### Stated problem
Images should be left out, and everything else in the listing reproduced exactly.

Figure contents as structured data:
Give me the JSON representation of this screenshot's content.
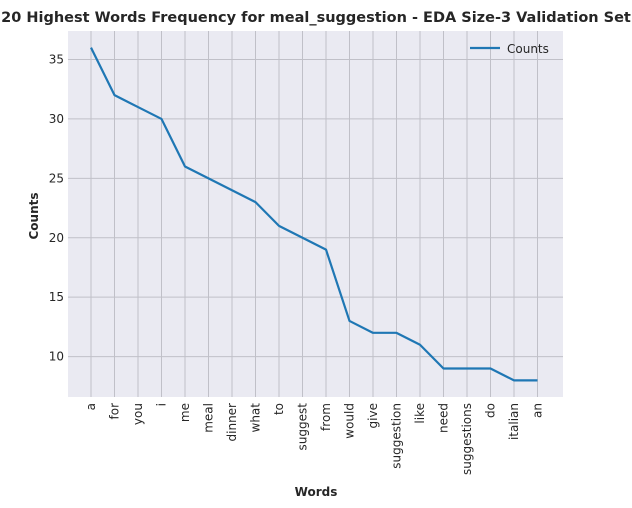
{
  "chart_data": {
    "type": "line",
    "title": "20 Highest Words Frequency for meal_suggestion - EDA Size-3 Validation Set",
    "xlabel": "Words",
    "ylabel": "Counts",
    "categories": [
      "a",
      "for",
      "you",
      "i",
      "me",
      "meal",
      "dinner",
      "what",
      "to",
      "suggest",
      "from",
      "would",
      "give",
      "suggestion",
      "like",
      "need",
      "suggestions",
      "do",
      "italian",
      "an"
    ],
    "series": [
      {
        "name": "Counts",
        "values": [
          36,
          32,
          31,
          30,
          26,
          25,
          24,
          23,
          21,
          20,
          19,
          13,
          12,
          12,
          11,
          9,
          9,
          9,
          8,
          8
        ],
        "color": "#1f77b4"
      }
    ],
    "ylim": [
      6.6,
      37.4
    ],
    "yticks": [
      10,
      15,
      20,
      25,
      30,
      35
    ],
    "grid": true,
    "legend_position": "upper right",
    "style": {
      "plot_background": "#eaeaf2",
      "grid_color": "#c0c0c8"
    }
  }
}
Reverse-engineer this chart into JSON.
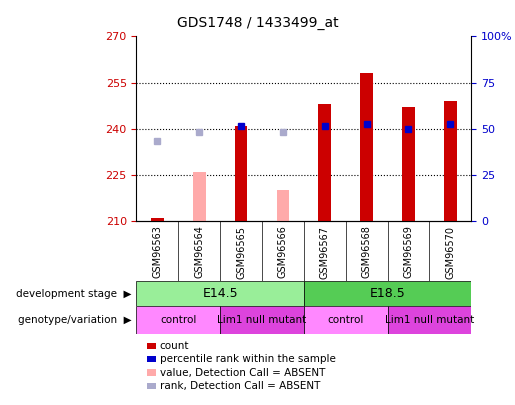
{
  "title": "GDS1748 / 1433499_at",
  "samples": [
    "GSM96563",
    "GSM96564",
    "GSM96565",
    "GSM96566",
    "GSM96567",
    "GSM96568",
    "GSM96569",
    "GSM96570"
  ],
  "ylim_left": [
    210,
    270
  ],
  "yticks_left": [
    210,
    225,
    240,
    255,
    270
  ],
  "yticks_right": [
    0,
    25,
    50,
    75,
    100
  ],
  "count_values": [
    211,
    null,
    241,
    null,
    248,
    258,
    247,
    249
  ],
  "rank_values": [
    null,
    null,
    241,
    null,
    241,
    241.5,
    240,
    241.5
  ],
  "absent_count_values": [
    null,
    226,
    null,
    220,
    null,
    null,
    null,
    null
  ],
  "absent_rank_values": [
    236,
    239,
    null,
    239,
    null,
    null,
    null,
    null
  ],
  "bar_color_red": "#cc0000",
  "bar_color_pink": "#ffaaaa",
  "dot_color_blue": "#0000cc",
  "dot_color_lightblue": "#aaaacc",
  "plot_bg": "#ffffff",
  "xaxis_bg": "#bbbbbb",
  "dev_stage_colors": [
    "#99ee99",
    "#55cc55"
  ],
  "dev_stage_labels": [
    "E14.5",
    "E18.5"
  ],
  "dev_stage_starts": [
    0,
    4
  ],
  "dev_stage_ends": [
    3,
    7
  ],
  "geno_colors": [
    "#ff88ff",
    "#dd44dd",
    "#ff88ff",
    "#dd44dd"
  ],
  "geno_labels": [
    "control",
    "Lim1 null mutant",
    "control",
    "Lim1 null mutant"
  ],
  "geno_starts": [
    0,
    2,
    4,
    6
  ],
  "geno_ends": [
    1,
    3,
    5,
    7
  ],
  "legend_labels": [
    "count",
    "percentile rank within the sample",
    "value, Detection Call = ABSENT",
    "rank, Detection Call = ABSENT"
  ],
  "legend_colors": [
    "#cc0000",
    "#0000cc",
    "#ffaaaa",
    "#aaaacc"
  ],
  "left_label_color": "#cc0000",
  "right_label_color": "#0000cc"
}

### Correct output
Give me the JSON representation of this screenshot's content.
{
  "chart_data": {
    "type": "line",
    "title": "20 Highest Words Frequency for meal_suggestion - EDA Size-3 Validation Set",
    "xlabel": "Words",
    "ylabel": "Counts",
    "categories": [
      "a",
      "for",
      "you",
      "i",
      "me",
      "meal",
      "dinner",
      "what",
      "to",
      "suggest",
      "from",
      "would",
      "give",
      "suggestion",
      "like",
      "need",
      "suggestions",
      "do",
      "italian",
      "an"
    ],
    "series": [
      {
        "name": "Counts",
        "values": [
          36,
          32,
          31,
          30,
          26,
          25,
          24,
          23,
          21,
          20,
          19,
          13,
          12,
          12,
          11,
          9,
          9,
          9,
          8,
          8
        ],
        "color": "#1f77b4"
      }
    ],
    "ylim": [
      6.6,
      37.4
    ],
    "yticks": [
      10,
      15,
      20,
      25,
      30,
      35
    ],
    "grid": true,
    "legend_position": "upper right",
    "style": {
      "plot_background": "#eaeaf2",
      "grid_color": "#c0c0c8"
    }
  }
}
Reverse-engineer this chart into JSON.
{
  "title": "GDS1748 / 1433499_at",
  "samples": [
    "GSM96563",
    "GSM96564",
    "GSM96565",
    "GSM96566",
    "GSM96567",
    "GSM96568",
    "GSM96569",
    "GSM96570"
  ],
  "ylim_left": [
    210,
    270
  ],
  "yticks_left": [
    210,
    225,
    240,
    255,
    270
  ],
  "yticks_right": [
    0,
    25,
    50,
    75,
    100
  ],
  "count_values": [
    211,
    null,
    241,
    null,
    248,
    258,
    247,
    249
  ],
  "rank_values": [
    null,
    null,
    241,
    null,
    241,
    241.5,
    240,
    241.5
  ],
  "absent_count_values": [
    null,
    226,
    null,
    220,
    null,
    null,
    null,
    null
  ],
  "absent_rank_values": [
    236,
    239,
    null,
    239,
    null,
    null,
    null,
    null
  ],
  "bar_color_red": "#cc0000",
  "bar_color_pink": "#ffaaaa",
  "dot_color_blue": "#0000cc",
  "dot_color_lightblue": "#aaaacc",
  "plot_bg": "#ffffff",
  "xaxis_bg": "#bbbbbb",
  "dev_stage_colors": [
    "#99ee99",
    "#55cc55"
  ],
  "dev_stage_labels": [
    "E14.5",
    "E18.5"
  ],
  "dev_stage_starts": [
    0,
    4
  ],
  "dev_stage_ends": [
    3,
    7
  ],
  "geno_colors": [
    "#ff88ff",
    "#dd44dd",
    "#ff88ff",
    "#dd44dd"
  ],
  "geno_labels": [
    "control",
    "Lim1 null mutant",
    "control",
    "Lim1 null mutant"
  ],
  "geno_starts": [
    0,
    2,
    4,
    6
  ],
  "geno_ends": [
    1,
    3,
    5,
    7
  ],
  "legend_labels": [
    "count",
    "percentile rank within the sample",
    "value, Detection Call = ABSENT",
    "rank, Detection Call = ABSENT"
  ],
  "legend_colors": [
    "#cc0000",
    "#0000cc",
    "#ffaaaa",
    "#aaaacc"
  ],
  "left_label_color": "#cc0000",
  "right_label_color": "#0000cc"
}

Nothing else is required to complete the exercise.